**Extrait cité**
<<<<
Pour ces deux derniers objectifs, se reporter à la fiche « J’ai besoin de faire exprimer des probabilités ».

2. Point sur des fondamentaux théoriques

La présentation donnée ici ne vise pas l’exhaustivité ; on se reportera pour cela à une grammaire. L’objectif est de dresser un panorama des principaux éléments fondamentaux en quelques idées clefs, pour permettre à l’enseignant de situer le besoin identifié, et ainsi mieux cerner ce qu’il importe de relever et, surtout, d’écarter.

Pour tout ce qui relève de la grammaire des modaux et des emplois des modaux à valeur épistémique (expression de la probabilité), se reporter à la fiche « J’ai besoin de faire exprimer des probabilités ».

2.1. Les « paires » de modaux : congruents et non congruents

Soient CAN et MAY pour la permission :

  • you can go implique qu’aux yeux de l’énonciateur, le fait que le co-énonciateur se voie accorder l’autorisation de partir est banal ; CAN est en effet un modal « congruent », c’est-à-dire qu’il signifie que la réalisation de l’action est vue comme non problématique, allant de soi, par l’énonciateur (ou elle est présentée comme telle).
  • you may go implique au contraire que c’est moi, énonciateur, qui de ma haute autorité décide d’accorder cette permission ; MAY est en effet un modal « non congruent », c’est-à-dire que la réalisation de l’action est vue comme n’allant pas de soi ; c’est vraiment l’énonciateur qui s’implique pour « forcer » cela, le faire arriver.

Suivant cette distinction, on dit de même que WILL est congruent, SHALL non congruent (MUST, lui, ne fait pas partie d’une paire qui contiendrait cette opposition). C’est pour cette raison que les références à l’avenir utilisent souvent will : si l’on dit que quelque chose se passera à tel moment, c’est qu’on s’attend à ce que cela se fasse, sans difficulté. Shall est plutôt employé pour marquer un fort engagement, par exemple : we shall overcome ! marque la détermination des militants à réussir malgré les obstacles ; you shall do this whether you like it or not dit toute l’autorité que met l’énonciateur pour que les choses se fassent, alors que le co-énonciateur n’a pas envie de s’exécuter.
>>>>
**Entrées extraites**
<<<<
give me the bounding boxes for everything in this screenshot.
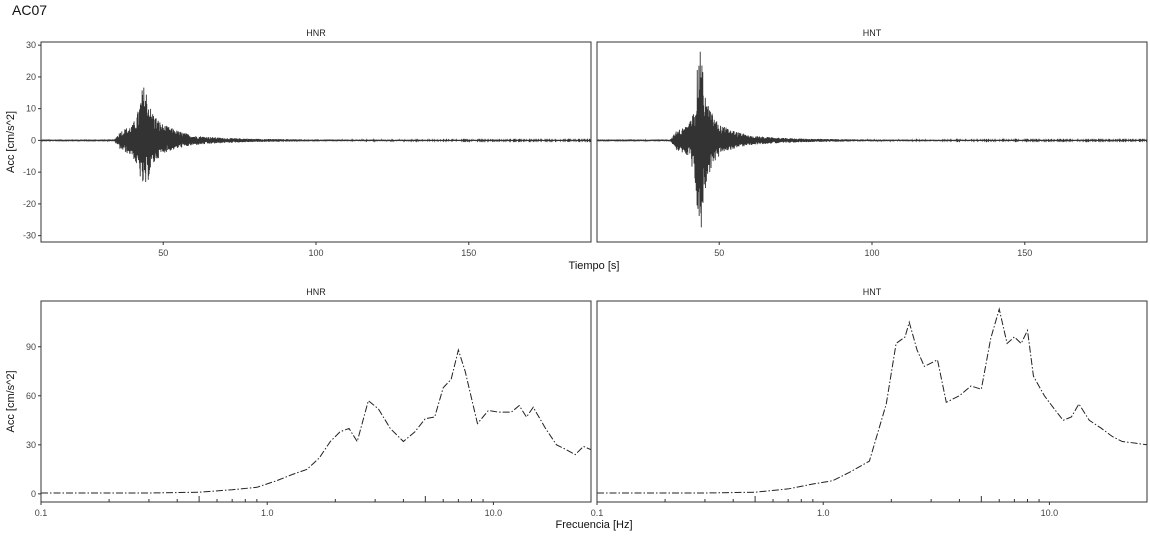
x-tick-label: 10.0	[485, 508, 503, 518]
seismogram-trace	[40, 87, 592, 183]
y-tick-label: 30	[26, 440, 36, 450]
x-axis-label: Tiempo [s]	[569, 260, 620, 272]
x-tick-label: 1.0	[261, 508, 274, 518]
x-tick-label: 100	[864, 248, 879, 258]
page-title: AC07	[12, 2, 48, 18]
y-tick-label: 30	[26, 40, 36, 50]
panel-strip-label: HNR	[306, 28, 326, 38]
y-tick-label: 60	[26, 391, 36, 401]
y-tick-label: -10	[23, 167, 36, 177]
y-axis-label: Acc [cm/s^2]	[5, 370, 17, 432]
y-tick-label: 0	[31, 489, 36, 499]
x-tick-label: 150	[461, 248, 476, 258]
x-tick-label: 0.1	[591, 508, 604, 518]
spectrum-line	[41, 348, 592, 494]
panel-frame	[596, 300, 1148, 503]
y-tick-label: 90	[26, 342, 36, 352]
x-tick-label: 50	[714, 248, 724, 258]
y-tick-label: -20	[23, 199, 36, 209]
panel-strip-label: HNR	[306, 287, 326, 297]
x-tick-label: 1.0	[817, 508, 830, 518]
spectrum-line	[597, 307, 1148, 494]
seismogram-trace	[596, 51, 1148, 228]
x-tick-label: 0.1	[35, 508, 48, 518]
x-tick-label: 150	[1017, 248, 1032, 258]
y-tick-label: 0	[31, 135, 36, 145]
y-tick-label: -30	[23, 231, 36, 241]
y-axis-label: Acc [cm/s^2]	[5, 111, 17, 173]
panel-frame	[40, 300, 592, 503]
panel-strip-label: HNT	[863, 28, 882, 38]
y-tick-label: 10	[26, 104, 36, 114]
x-tick-label: 100	[308, 248, 323, 258]
x-tick-label: 10.0	[1041, 508, 1059, 518]
panel-strip-label: HNT	[863, 287, 882, 297]
y-tick-label: 20	[26, 72, 36, 82]
x-tick-label: 50	[158, 248, 168, 258]
x-axis-label: Frecuencia [Hz]	[555, 519, 632, 531]
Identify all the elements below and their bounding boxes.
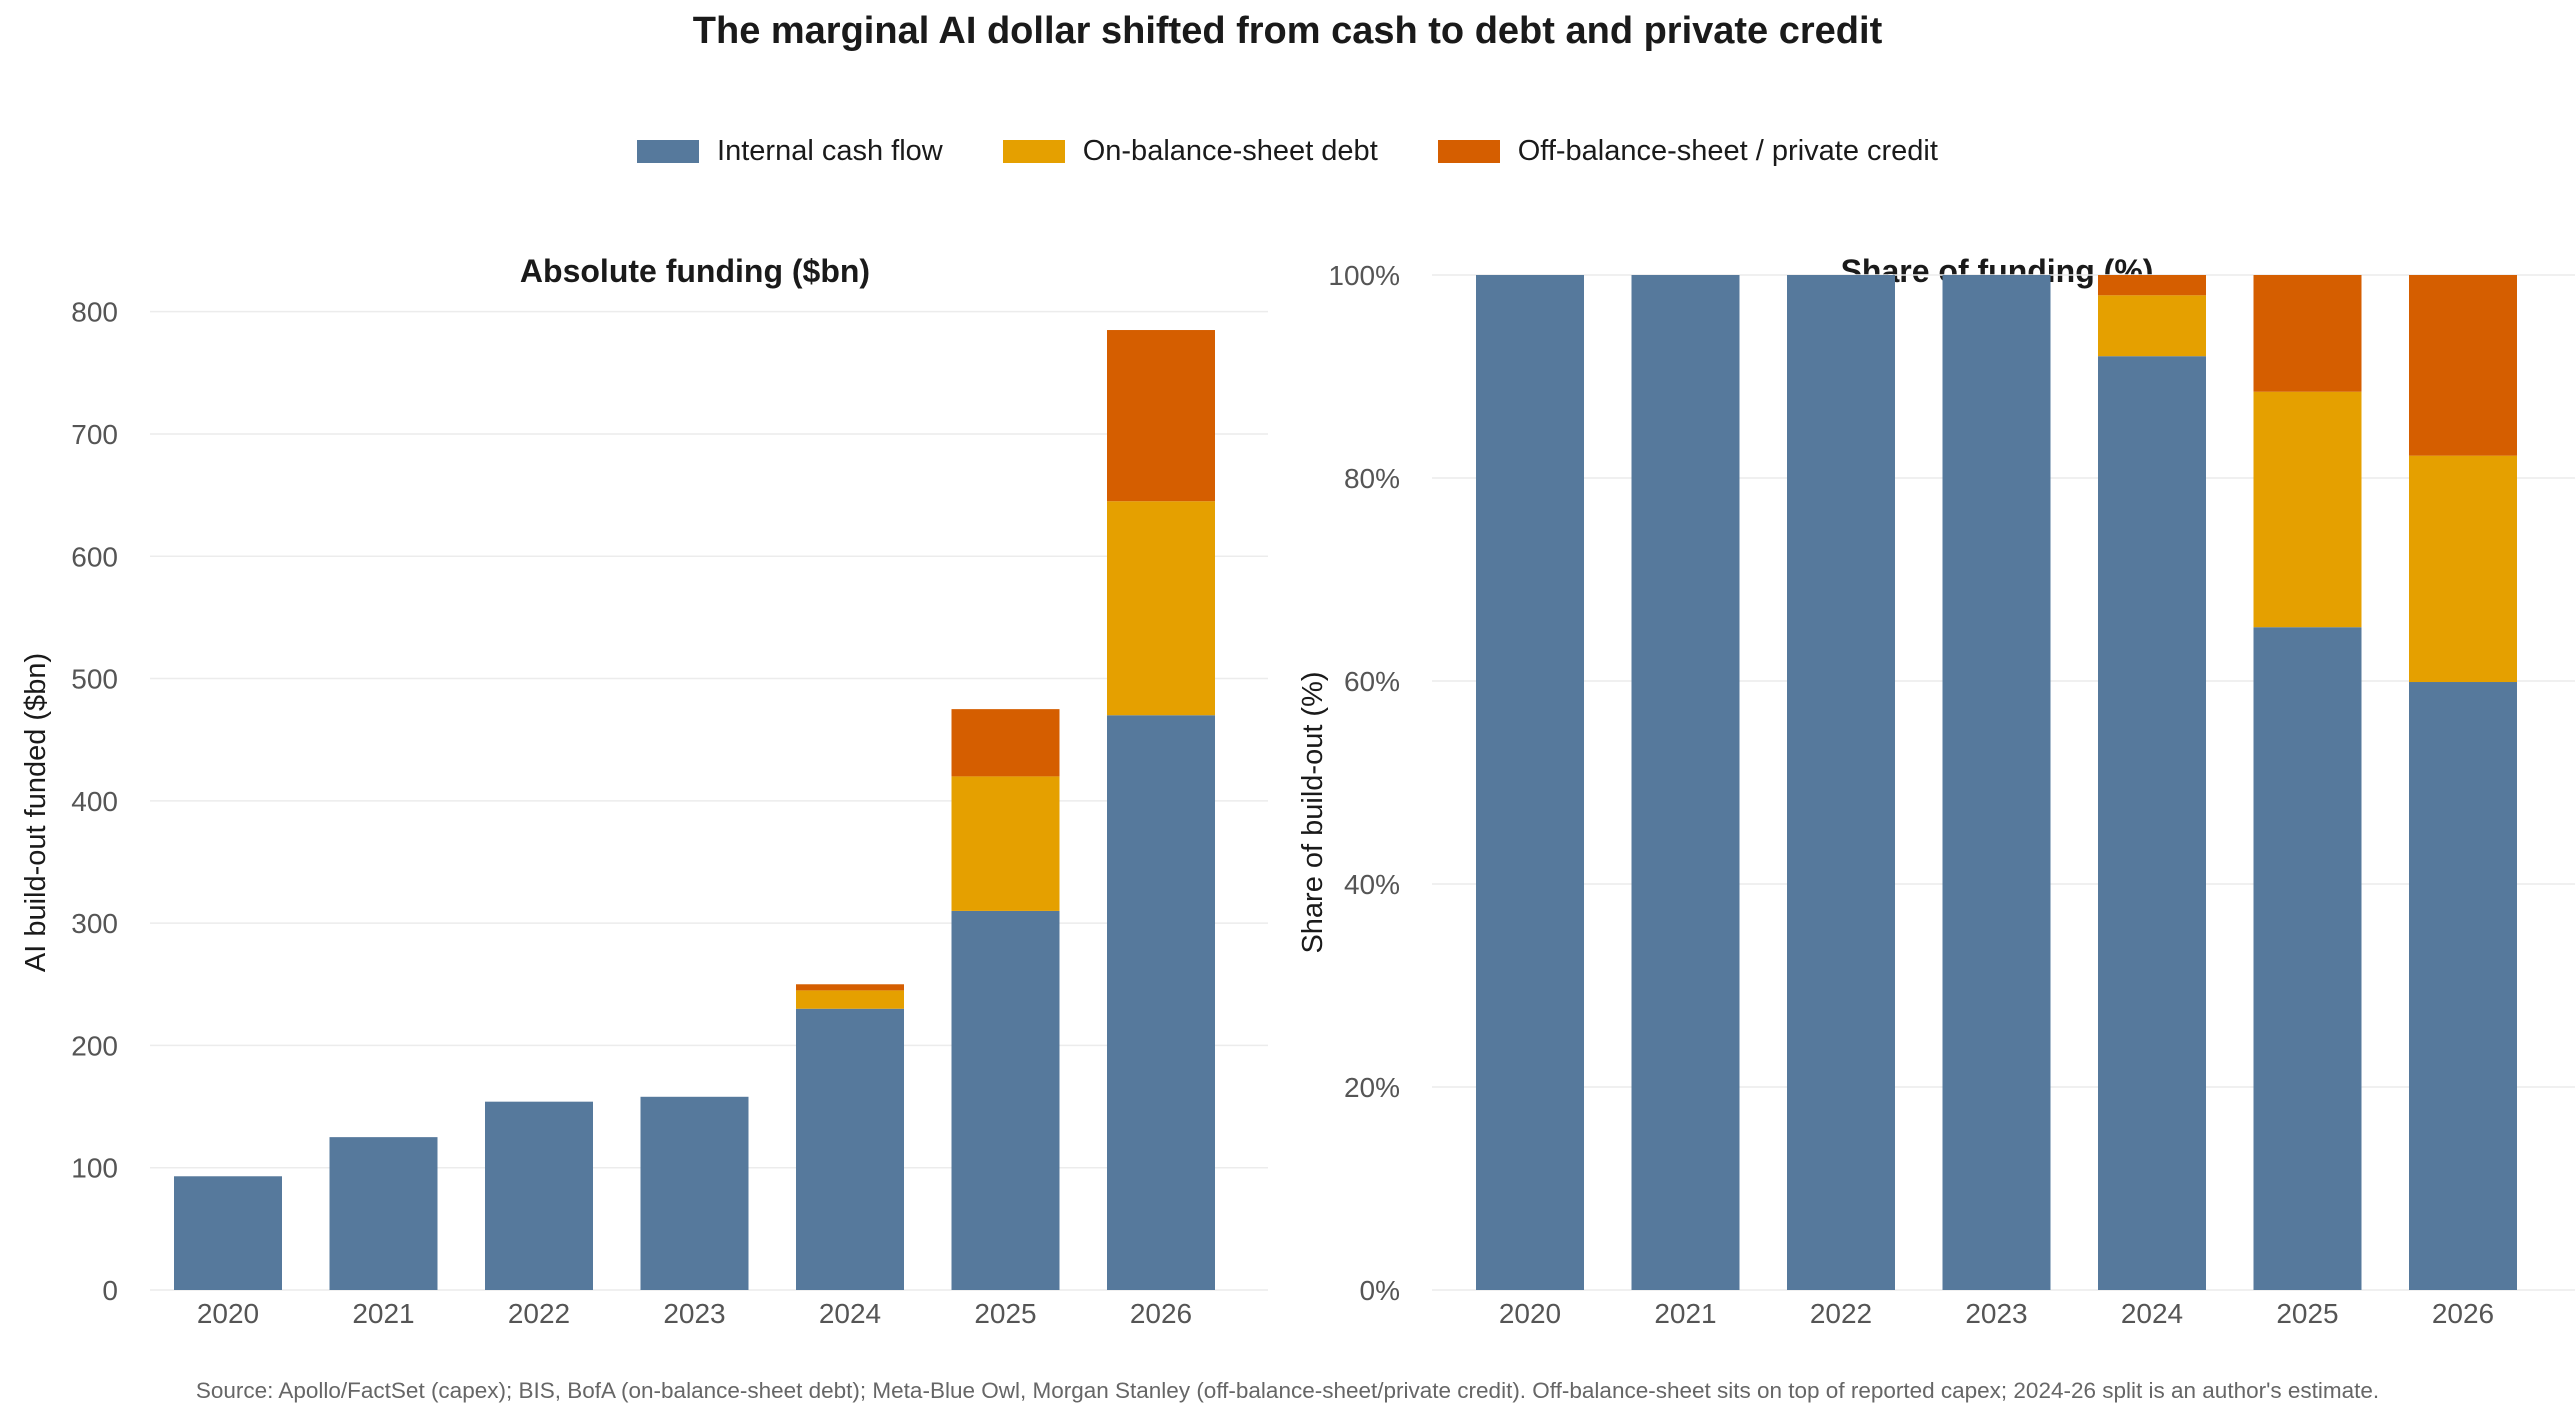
panel2-ytick-label-80: 80% xyxy=(1344,463,1400,494)
legend-item-internal-cash-flow: Internal cash flow xyxy=(637,135,943,168)
panel2-xtick-label-2021: 2021 xyxy=(1654,1298,1716,1329)
panel2-ytick-label-40: 40% xyxy=(1344,869,1400,900)
panel2-bar-2020-internal-cash-flow xyxy=(1476,275,1584,1290)
panel1-bar-2025-off-balance-sheet-private-credit xyxy=(951,709,1060,777)
panel2-bar-2026-on-balance-sheet-debt xyxy=(2409,455,2517,683)
panel2-ytick-label-60: 60% xyxy=(1344,666,1400,697)
panel2-xtick-label-2024: 2024 xyxy=(2121,1298,2183,1329)
legend-swatch-internal-cash-flow xyxy=(637,140,700,163)
panel2-y-axis-label: Share of build-out (%) xyxy=(1297,671,1329,953)
legend-item-on-balance-sheet-debt: On-balance-sheet debt xyxy=(1002,135,1378,168)
panel1-bar-2025-internal-cash-flow xyxy=(951,910,1060,1290)
panel1-bar-2020-internal-cash-flow xyxy=(174,1176,282,1290)
panel1-ytick-label-500: 500 xyxy=(71,664,118,695)
panel1-xtick-label-2025: 2025 xyxy=(974,1298,1036,1329)
legend: Internal cash flow On-balance-sheet debt… xyxy=(0,135,2575,168)
panel1-ytick-label-400: 400 xyxy=(71,786,118,817)
panel1-title: Absolute funding ($bn) xyxy=(520,253,870,289)
panel2-xtick-label-2025: 2025 xyxy=(2276,1298,2338,1329)
panel1-bar-2021-internal-cash-flow xyxy=(329,1137,438,1290)
panel1-ytick-label-800: 800 xyxy=(71,297,118,328)
panel1-bar-2026-off-balance-sheet-private-credit xyxy=(1107,330,1215,502)
panel1-bar-2025-on-balance-sheet-debt xyxy=(951,776,1060,911)
panel2-xtick-label-2020: 2020 xyxy=(1499,1298,1561,1329)
panel2-bar-2024-internal-cash-flow xyxy=(2098,356,2206,1290)
panel1-bar-2024-internal-cash-flow xyxy=(796,1008,904,1290)
panel1-bar-2024-off-balance-sheet-private-credit xyxy=(796,984,904,991)
panel2-ytick-label-0: 0% xyxy=(1360,1275,1400,1306)
panel2-bar-2026-off-balance-sheet-private-credit xyxy=(2409,275,2517,456)
legend-swatch-on-balance-sheet-debt xyxy=(1002,140,1065,163)
panel1-ytick-label-100: 100 xyxy=(71,1153,118,1184)
panel1-xtick-label-2021: 2021 xyxy=(352,1298,414,1329)
legend-label-on-balance-sheet-debt: On-balance-sheet debt xyxy=(1082,135,1378,167)
panel1-ytick-label-0: 0 xyxy=(102,1275,118,1306)
panel2-ytick-label-100: 100% xyxy=(1328,260,1400,291)
panel2-bar-2022-internal-cash-flow xyxy=(1787,275,1895,1290)
panel1-bar-2026-on-balance-sheet-debt xyxy=(1107,501,1215,716)
panel2-bar-2024-off-balance-sheet-private-credit xyxy=(2098,275,2206,296)
panel1-xtick-label-2023: 2023 xyxy=(663,1298,725,1329)
panel1-ytick-label-700: 700 xyxy=(71,419,118,450)
panel2-bar-2026-internal-cash-flow xyxy=(2409,682,2517,1290)
panel1-xtick-label-2026: 2026 xyxy=(1130,1298,1192,1329)
chart-title: The marginal AI dollar shifted from cash… xyxy=(692,10,1883,52)
panel2-xtick-label-2023: 2023 xyxy=(1965,1298,2027,1329)
panel1-bar-2024-on-balance-sheet-debt xyxy=(796,990,904,1009)
panel2-xtick-label-2026: 2026 xyxy=(2432,1298,2494,1329)
legend-swatch-off-balance-sheet xyxy=(1437,140,1500,163)
panel2-bar-2025-on-balance-sheet-debt xyxy=(2253,391,2362,628)
panel1-ytick-label-300: 300 xyxy=(71,908,118,939)
panel1-bar-2026-internal-cash-flow xyxy=(1107,715,1215,1290)
panel1-bar-2023-internal-cash-flow xyxy=(640,1096,749,1290)
panel1-ytick-label-600: 600 xyxy=(71,541,118,572)
panel2-bar-2025-off-balance-sheet-private-credit xyxy=(2253,275,2362,392)
legend-label-off-balance-sheet: Off-balance-sheet / private credit xyxy=(1517,135,1938,167)
panel2-bar-2024-on-balance-sheet-debt xyxy=(2098,295,2206,357)
panel1-xtick-label-2024: 2024 xyxy=(819,1298,881,1329)
panel1-xtick-label-2020: 2020 xyxy=(197,1298,259,1329)
panel1-xtick-label-2022: 2022 xyxy=(508,1298,570,1329)
legend-label-internal-cash-flow: Internal cash flow xyxy=(717,135,943,167)
panel1-bar-2022-internal-cash-flow xyxy=(485,1101,593,1290)
panel1-y-axis-label: AI build-out funded ($bn) xyxy=(20,653,52,972)
legend-item-off-balance-sheet: Off-balance-sheet / private credit xyxy=(1437,135,1938,168)
panel2-bar-2021-internal-cash-flow xyxy=(1631,275,1740,1290)
panel1-ytick-label-200: 200 xyxy=(71,1030,118,1061)
panel2-ytick-label-20: 20% xyxy=(1344,1072,1400,1103)
panel2-xtick-label-2022: 2022 xyxy=(1810,1298,1872,1329)
panel2-bar-2023-internal-cash-flow xyxy=(1942,275,2051,1290)
source-note: Source: Apollo/FactSet (capex); BIS, Bof… xyxy=(195,1378,2380,1403)
panel2-bar-2025-internal-cash-flow xyxy=(2253,627,2362,1290)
>>>>
**Les consignes**
• A. Répondez, s'il vous plaît, à ces questions sur l'extrait consacré aux modaux anglais :
(i) Quel type de modal est CAN ?
(ii) Quel modal ne fait pas partie d'une paire qui contiendrait l'opposition entre congruent et non congruent ?
(iii) Quelle phrase marque la détermination des militants à réussir malgré les obstacles ?
• B. Poursuivez l'extrait sur les modaux anglais à partir de sa dernière phrase.

**Les réponses**
• A.
(i) Un modal « congruent ».
(ii) MUST.
(iii) « we shall overcome ! »

• B.
C’est en vertu de cette distinction que les modaux sont souvent étudiés en contraste avec l’autre terme de la paire dont ils font partie (hormis MUST) ; les différences d’effet en contexte sont parfois très marquées, comme dans les exemples pris ici. A noter malgré tout que parfois, la comparaison n’est guère pertinente (ex. you should… de suggestion n’a pas grand-chose à voir avec you would...), ou encore que les usages connaissent quelques conventions. C’est le cas en particulier pour shall, utilisé par le passé avec I et we pour les références à l’avenir de manière bien plus fréquente qu’aujourd’hui.

2.2. Les emplois des modaux dans leurs valeurs radicales

La valeur « radicale » (root modality en anglais), c’est la valeur la plus proche du sens originel du modal, du temps reculé où il était un verbe lexical standard. Plus simplement, il s’agit des emplois qui ne relèvent pas de la probabilité.

Ces emplois sont de deux grands types : emplois liés à une capacité du sujet (valeurs « radicales dynamiques ») et emplois liés à une permission ou obligation (valeurs « radicales déontiques », c’est-à-dire résultant d’une forme de contrainte ou de pression). Ainsi, pour CAN, can you swim ? interroge sur une capacité du sujet (cf. « sais-tu nager », valeur radicale dynamique), tandis que you can go accorde une permission (valeur radicale déontique).

Ces valeurs ne sont que des déclinaisons d’un même invariant, pour un modal donné :

-  CAN et MAY expriment toujours une forme de possibilité (congruente, vue comme non problématique, pour CAN ; non congruente pour MAY).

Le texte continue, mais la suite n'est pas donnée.